EXERCISE DIRECTIONS: Would you output the whole listing below, exactly as it reads?
--- BEGIN LISTED ENTRIES ---
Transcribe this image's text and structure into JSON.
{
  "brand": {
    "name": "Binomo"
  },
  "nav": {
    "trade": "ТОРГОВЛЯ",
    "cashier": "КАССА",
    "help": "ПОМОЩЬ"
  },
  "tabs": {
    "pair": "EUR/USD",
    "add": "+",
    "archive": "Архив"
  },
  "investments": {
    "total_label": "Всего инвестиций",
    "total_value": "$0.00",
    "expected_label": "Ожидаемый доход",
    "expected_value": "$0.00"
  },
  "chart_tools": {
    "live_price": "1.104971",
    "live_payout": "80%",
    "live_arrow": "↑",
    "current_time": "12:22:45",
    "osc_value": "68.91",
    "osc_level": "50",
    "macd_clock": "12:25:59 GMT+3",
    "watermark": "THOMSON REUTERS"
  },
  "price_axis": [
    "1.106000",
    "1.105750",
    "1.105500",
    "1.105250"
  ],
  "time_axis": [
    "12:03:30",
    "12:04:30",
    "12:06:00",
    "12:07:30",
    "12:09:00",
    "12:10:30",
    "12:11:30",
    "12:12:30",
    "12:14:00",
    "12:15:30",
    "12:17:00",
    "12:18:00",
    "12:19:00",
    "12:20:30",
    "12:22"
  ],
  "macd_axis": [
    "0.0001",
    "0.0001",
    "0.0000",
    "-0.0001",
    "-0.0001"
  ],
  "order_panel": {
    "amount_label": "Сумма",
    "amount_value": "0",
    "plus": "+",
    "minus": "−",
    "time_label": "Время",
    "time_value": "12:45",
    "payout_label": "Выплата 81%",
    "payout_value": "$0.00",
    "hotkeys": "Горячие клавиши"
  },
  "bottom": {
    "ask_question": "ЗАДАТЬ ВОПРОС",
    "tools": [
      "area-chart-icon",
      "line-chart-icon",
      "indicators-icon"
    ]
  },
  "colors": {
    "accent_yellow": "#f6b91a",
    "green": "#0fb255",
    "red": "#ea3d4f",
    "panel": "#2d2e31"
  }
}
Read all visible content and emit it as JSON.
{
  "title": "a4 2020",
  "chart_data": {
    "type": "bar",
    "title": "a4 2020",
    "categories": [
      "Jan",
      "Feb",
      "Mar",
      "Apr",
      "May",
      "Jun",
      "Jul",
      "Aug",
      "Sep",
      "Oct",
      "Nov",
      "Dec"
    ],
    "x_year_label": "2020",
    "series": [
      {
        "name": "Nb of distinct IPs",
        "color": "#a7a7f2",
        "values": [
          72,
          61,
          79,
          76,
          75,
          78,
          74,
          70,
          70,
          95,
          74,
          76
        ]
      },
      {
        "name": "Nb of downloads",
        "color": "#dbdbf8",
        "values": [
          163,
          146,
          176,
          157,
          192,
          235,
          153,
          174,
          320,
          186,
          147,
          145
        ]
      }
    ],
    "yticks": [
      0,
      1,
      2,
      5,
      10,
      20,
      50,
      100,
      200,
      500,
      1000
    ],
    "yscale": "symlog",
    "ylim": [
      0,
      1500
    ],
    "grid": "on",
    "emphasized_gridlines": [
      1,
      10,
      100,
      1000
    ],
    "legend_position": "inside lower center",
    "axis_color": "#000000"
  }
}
--- END LISTED ENTRIES ---
EXERCISE RESPONSE:
Transcribe this image's text and structure into JSON.
{
  "brand": {
    "name": "Binomo"
  },
  "nav": {
    "trade": "ТОРГОВЛЯ",
    "cashier": "КАССА",
    "help": "ПОМОЩЬ"
  },
  "tabs": {
    "pair": "EUR/USD",
    "add": "+",
    "archive": "Архив"
  },
  "investments": {
    "total_label": "Всего инвестиций",
    "total_value": "$0.00",
    "expected_label": "Ожидаемый доход",
    "expected_value": "$0.00"
  },
  "chart_tools": {
    "live_price": "1.104971",
    "live_payout": "80%",
    "live_arrow": "↑",
    "current_time": "12:22:45",
    "osc_value": "68.91",
    "osc_level": "50",
    "macd_clock": "12:25:59 GMT+3",
    "watermark": "THOMSON REUTERS"
  },
  "price_axis": [
    "1.106000",
    "1.105750",
    "1.105500",
    "1.105250"
  ],
  "time_axis": [
    "12:03:30",
    "12:04:30",
    "12:06:00",
    "12:07:30",
    "12:09:00",
    "12:10:30",
    "12:11:30",
    "12:12:30",
    "12:14:00",
    "12:15:30",
    "12:17:00",
    "12:18:00",
    "12:19:00",
    "12:20:30",
    "12:22"
  ],
  "macd_axis": [
    "0.0001",
    "0.0001",
    "0.0000",
    "-0.0001",
    "-0.0001"
  ],
  "order_panel": {
    "amount_label": "Сумма",
    "amount_value": "0",
    "plus": "+",
    "minus": "−",
    "time_label": "Время",
    "time_value": "12:45",
    "payout_label": "Выплата 81%",
    "payout_value": "$0.00",
    "hotkeys": "Горячие клавиши"
  },
  "bottom": {
    "ask_question": "ЗАДАТЬ ВОПРОС",
    "tools": [
      "area-chart-icon",
      "line-chart-icon",
      "indicators-icon"
    ]
  },
  "colors": {
    "accent_yellow": "#f6b91a",
    "green": "#0fb255",
    "red": "#ea3d4f",
    "panel": "#2d2e31"
  }
}
Read all visible content and emit it as JSON.
{
  "title": "a4 2020",
  "chart_data": {
    "type": "bar",
    "title": "a4 2020",
    "categories": [
      "Jan",
      "Feb",
      "Mar",
      "Apr",
      "May",
      "Jun",
      "Jul",
      "Aug",
      "Sep",
      "Oct",
      "Nov",
      "Dec"
    ],
    "x_year_label": "2020",
    "series": [
      {
        "name": "Nb of distinct IPs",
        "color": "#a7a7f2",
        "values": [
          72,
          61,
          79,
          76,
          75,
          78,
          74,
          70,
          70,
          95,
          74,
          76
        ]
      },
      {
        "name": "Nb of downloads",
        "color": "#dbdbf8",
        "values": [
          163,
          146,
          176,
          157,
          192,
          235,
          153,
          174,
          320,
          186,
          147,
          145
        ]
      }
    ],
    "yticks": [
      0,
      1,
      2,
      5,
      10,
      20,
      50,
      100,
      200,
      500,
      1000
    ],
    "yscale": "symlog",
    "ylim": [
      0,
      1500
    ],
    "grid": "on",
    "emphasized_gridlines": [
      1,
      10,
      100,
      1000
    ],
    "legend_position": "inside lower center",
    "axis_color": "#000000"
  }
}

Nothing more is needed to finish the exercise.